> [REQUIRED TASK]:
Recast every line of the records below as a numbered list, omitting any blank lines.

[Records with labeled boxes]
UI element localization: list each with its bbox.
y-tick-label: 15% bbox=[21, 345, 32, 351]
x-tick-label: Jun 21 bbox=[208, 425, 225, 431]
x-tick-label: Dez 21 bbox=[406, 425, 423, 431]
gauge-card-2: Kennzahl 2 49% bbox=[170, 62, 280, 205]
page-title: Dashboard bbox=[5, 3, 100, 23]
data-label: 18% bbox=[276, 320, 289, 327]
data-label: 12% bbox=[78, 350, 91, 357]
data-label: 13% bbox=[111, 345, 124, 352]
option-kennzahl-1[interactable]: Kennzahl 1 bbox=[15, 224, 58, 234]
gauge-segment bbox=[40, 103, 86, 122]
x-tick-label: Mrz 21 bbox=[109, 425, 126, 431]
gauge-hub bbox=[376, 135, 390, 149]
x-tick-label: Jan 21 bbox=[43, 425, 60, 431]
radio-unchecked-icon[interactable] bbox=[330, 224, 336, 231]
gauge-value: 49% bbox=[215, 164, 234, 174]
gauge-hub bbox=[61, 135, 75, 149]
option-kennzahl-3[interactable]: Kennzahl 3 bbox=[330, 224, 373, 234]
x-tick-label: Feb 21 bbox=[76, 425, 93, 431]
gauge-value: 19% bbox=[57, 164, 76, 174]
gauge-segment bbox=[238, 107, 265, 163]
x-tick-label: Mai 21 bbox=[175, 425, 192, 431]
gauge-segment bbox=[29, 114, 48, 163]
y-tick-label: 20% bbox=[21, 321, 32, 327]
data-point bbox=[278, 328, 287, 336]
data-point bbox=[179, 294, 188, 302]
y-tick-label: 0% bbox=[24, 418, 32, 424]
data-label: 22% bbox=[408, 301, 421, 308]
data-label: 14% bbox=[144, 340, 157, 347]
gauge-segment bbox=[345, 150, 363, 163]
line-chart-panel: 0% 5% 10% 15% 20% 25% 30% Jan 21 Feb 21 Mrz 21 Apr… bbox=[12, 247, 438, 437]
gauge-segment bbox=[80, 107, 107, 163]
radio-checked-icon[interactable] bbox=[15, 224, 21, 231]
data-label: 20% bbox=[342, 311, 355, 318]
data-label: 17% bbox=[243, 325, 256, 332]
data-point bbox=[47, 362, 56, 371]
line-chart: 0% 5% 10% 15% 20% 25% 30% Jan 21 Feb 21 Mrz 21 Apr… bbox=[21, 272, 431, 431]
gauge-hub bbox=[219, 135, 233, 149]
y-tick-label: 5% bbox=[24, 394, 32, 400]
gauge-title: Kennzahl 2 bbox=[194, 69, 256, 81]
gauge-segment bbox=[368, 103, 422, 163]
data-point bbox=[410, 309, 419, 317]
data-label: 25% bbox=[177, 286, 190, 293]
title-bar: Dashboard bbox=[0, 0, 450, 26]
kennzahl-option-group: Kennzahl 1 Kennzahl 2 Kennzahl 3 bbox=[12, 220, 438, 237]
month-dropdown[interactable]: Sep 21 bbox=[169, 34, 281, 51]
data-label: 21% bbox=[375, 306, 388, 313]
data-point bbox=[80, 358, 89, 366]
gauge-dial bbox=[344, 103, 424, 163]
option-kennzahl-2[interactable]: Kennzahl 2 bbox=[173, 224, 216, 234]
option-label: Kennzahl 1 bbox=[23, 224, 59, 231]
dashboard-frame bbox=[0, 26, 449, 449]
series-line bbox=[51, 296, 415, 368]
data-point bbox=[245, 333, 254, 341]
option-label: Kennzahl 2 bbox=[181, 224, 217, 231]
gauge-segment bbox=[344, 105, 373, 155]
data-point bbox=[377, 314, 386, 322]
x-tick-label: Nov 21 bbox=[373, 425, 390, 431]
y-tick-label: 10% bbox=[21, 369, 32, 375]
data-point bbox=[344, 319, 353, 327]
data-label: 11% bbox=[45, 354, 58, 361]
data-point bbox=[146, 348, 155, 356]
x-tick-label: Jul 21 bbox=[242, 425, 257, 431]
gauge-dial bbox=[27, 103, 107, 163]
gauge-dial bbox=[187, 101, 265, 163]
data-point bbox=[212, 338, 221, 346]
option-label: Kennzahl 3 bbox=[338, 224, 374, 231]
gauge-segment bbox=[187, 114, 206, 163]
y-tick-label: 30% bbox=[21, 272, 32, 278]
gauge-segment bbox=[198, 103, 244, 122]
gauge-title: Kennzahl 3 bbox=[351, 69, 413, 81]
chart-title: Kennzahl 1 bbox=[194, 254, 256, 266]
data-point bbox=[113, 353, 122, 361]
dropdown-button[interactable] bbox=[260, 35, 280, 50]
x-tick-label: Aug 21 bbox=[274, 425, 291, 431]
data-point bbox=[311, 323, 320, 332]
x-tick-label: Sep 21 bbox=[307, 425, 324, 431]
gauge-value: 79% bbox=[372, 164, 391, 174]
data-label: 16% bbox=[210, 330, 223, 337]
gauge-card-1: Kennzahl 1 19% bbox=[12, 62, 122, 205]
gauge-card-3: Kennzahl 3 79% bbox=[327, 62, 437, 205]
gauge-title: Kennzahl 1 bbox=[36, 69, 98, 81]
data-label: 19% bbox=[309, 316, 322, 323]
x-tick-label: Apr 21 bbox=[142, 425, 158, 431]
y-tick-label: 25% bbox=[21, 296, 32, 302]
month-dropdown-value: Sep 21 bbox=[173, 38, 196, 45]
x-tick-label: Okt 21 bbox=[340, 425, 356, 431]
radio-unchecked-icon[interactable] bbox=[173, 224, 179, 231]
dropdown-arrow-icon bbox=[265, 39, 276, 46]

> [FINAL RESULT]:
1. UI element localization: list each with its bbox.
2. y-tick-label: 15% bbox=[21, 345, 32, 351]
3. x-tick-label: Jun 21 bbox=[208, 425, 225, 431]
4. x-tick-label: Dez 21 bbox=[406, 425, 423, 431]
5. gauge-card-2: Kennzahl 2 49% bbox=[170, 62, 280, 205]
6. page-title: Dashboard bbox=[5, 3, 100, 23]
7. data-label: 18% bbox=[276, 320, 289, 327]
8. data-label: 12% bbox=[78, 350, 91, 357]
9. data-label: 13% bbox=[111, 345, 124, 352]
10. option-kennzahl-1[interactable]: Kennzahl 1 bbox=[15, 224, 58, 234]
11. gauge-segment bbox=[40, 103, 86, 122]
12. x-tick-label: Mrz 21 bbox=[109, 425, 126, 431]
13. gauge-hub bbox=[376, 135, 390, 149]
14. x-tick-label: Jan 21 bbox=[43, 425, 60, 431]
15. radio-unchecked-icon[interactable] bbox=[330, 224, 336, 231]
16. gauge-value: 49% bbox=[215, 164, 234, 174]
17. gauge-hub bbox=[61, 135, 75, 149]
18. option-kennzahl-3[interactable]: Kennzahl 3 bbox=[330, 224, 373, 234]
19. x-tick-label: Feb 21 bbox=[76, 425, 93, 431]
20. gauge-value: 19% bbox=[57, 164, 76, 174]
21. gauge-segment bbox=[238, 107, 265, 163]
22. x-tick-label: Mai 21 bbox=[175, 425, 192, 431]
23. gauge-segment bbox=[29, 114, 48, 163]
24. y-tick-label: 20% bbox=[21, 321, 32, 327]
25. data-point bbox=[278, 328, 287, 336]
26. data-point bbox=[179, 294, 188, 302]
27. y-tick-label: 0% bbox=[24, 418, 32, 424]
28. data-label: 22% bbox=[408, 301, 421, 308]
29. data-label: 14% bbox=[144, 340, 157, 347]
30. gauge-segment bbox=[345, 150, 363, 163]
31. line-chart-panel: 0% 5% 10% 15% 20% 25% 30% Jan 21 Feb 21 Mrz 21 Apr… bbox=[12, 247, 438, 437]
32. gauge-segment bbox=[80, 107, 107, 163]
33. radio-checked-icon[interactable] bbox=[15, 224, 21, 231]
34. data-label: 20% bbox=[342, 311, 355, 318]
35. data-label: 17% bbox=[243, 325, 256, 332]
36. data-point bbox=[47, 362, 56, 371]
37. line-chart: 0% 5% 10% 15% 20% 25% 30% Jan 21 Feb 21 Mrz 21 Apr… bbox=[21, 272, 431, 431]
38. gauge-hub bbox=[219, 135, 233, 149]
39. y-tick-label: 5% bbox=[24, 394, 32, 400]
40. gauge-title: Kennzahl 2 bbox=[194, 69, 256, 81]
41. gauge-segment bbox=[368, 103, 422, 163]
42. data-point bbox=[410, 309, 419, 317]
43. data-label: 25% bbox=[177, 286, 190, 293]
44. title-bar: Dashboard bbox=[0, 0, 450, 26]
45. kennzahl-option-group: Kennzahl 1 Kennzahl 2 Kennzahl 3 bbox=[12, 220, 438, 237]
46. month-dropdown[interactable]: Sep 21 bbox=[169, 34, 281, 51]
47. data-label: 21% bbox=[375, 306, 388, 313]
48. data-point bbox=[80, 358, 89, 366]
49. gauge-dial bbox=[344, 103, 424, 163]
50. option-kennzahl-2[interactable]: Kennzahl 2 bbox=[173, 224, 216, 234]
51. option-label: Kennzahl 1 bbox=[23, 224, 59, 231]
52. dashboard-frame bbox=[0, 26, 449, 449]
53. series-line bbox=[51, 296, 415, 368]
54. data-point bbox=[245, 333, 254, 341]
55. option-label: Kennzahl 2 bbox=[181, 224, 217, 231]
56. gauge-segment bbox=[344, 105, 373, 155]
57. data-point bbox=[377, 314, 386, 322]
58. x-tick-label: Nov 21 bbox=[373, 425, 390, 431]
59. y-tick-label: 10% bbox=[21, 369, 32, 375]
60. data-point bbox=[344, 319, 353, 327]
61. data-label: 11% bbox=[45, 354, 58, 361]
62. data-point bbox=[146, 348, 155, 356]
63. x-tick-label: Jul 21 bbox=[242, 425, 257, 431]
64. gauge-dial bbox=[27, 103, 107, 163]
65. gauge-dial bbox=[187, 101, 265, 163]
66. data-point bbox=[212, 338, 221, 346]
67. option-label: Kennzahl 3 bbox=[338, 224, 374, 231]
68. gauge-segment bbox=[187, 114, 206, 163]
69. y-tick-label: 30% bbox=[21, 272, 32, 278]
70. gauge-segment bbox=[198, 103, 244, 122]
71. gauge-title: Kennzahl 3 bbox=[351, 69, 413, 81]
72. chart-title: Kennzahl 1 bbox=[194, 254, 256, 266]
73. data-point bbox=[113, 353, 122, 361]
74. dropdown-button[interactable] bbox=[260, 35, 280, 50]
75. x-tick-label: Aug 21 bbox=[274, 425, 291, 431]
76. data-point bbox=[311, 323, 320, 332]
77. x-tick-label: Sep 21 bbox=[307, 425, 324, 431]
78. gauge-value: 79% bbox=[372, 164, 391, 174]
79. data-label: 16% bbox=[210, 330, 223, 337]
80. gauge-card-1: Kennzahl 1 19% bbox=[12, 62, 122, 205]
81. gauge-card-3: Kennzahl 3 79% bbox=[327, 62, 437, 205]
82. gauge-title: Kennzahl 1 bbox=[36, 69, 98, 81]
83. data-label: 19% bbox=[309, 316, 322, 323]
84. x-tick-label: Apr 21 bbox=[142, 425, 158, 431]
85. y-tick-label: 25% bbox=[21, 296, 32, 302]
86. month-dropdown-value: Sep 21 bbox=[173, 38, 196, 45]
87. x-tick-label: Okt 21 bbox=[340, 425, 356, 431]
88. radio-unchecked-icon[interactable] bbox=[173, 224, 179, 231]
89. dropdown-arrow-icon bbox=[265, 39, 276, 46]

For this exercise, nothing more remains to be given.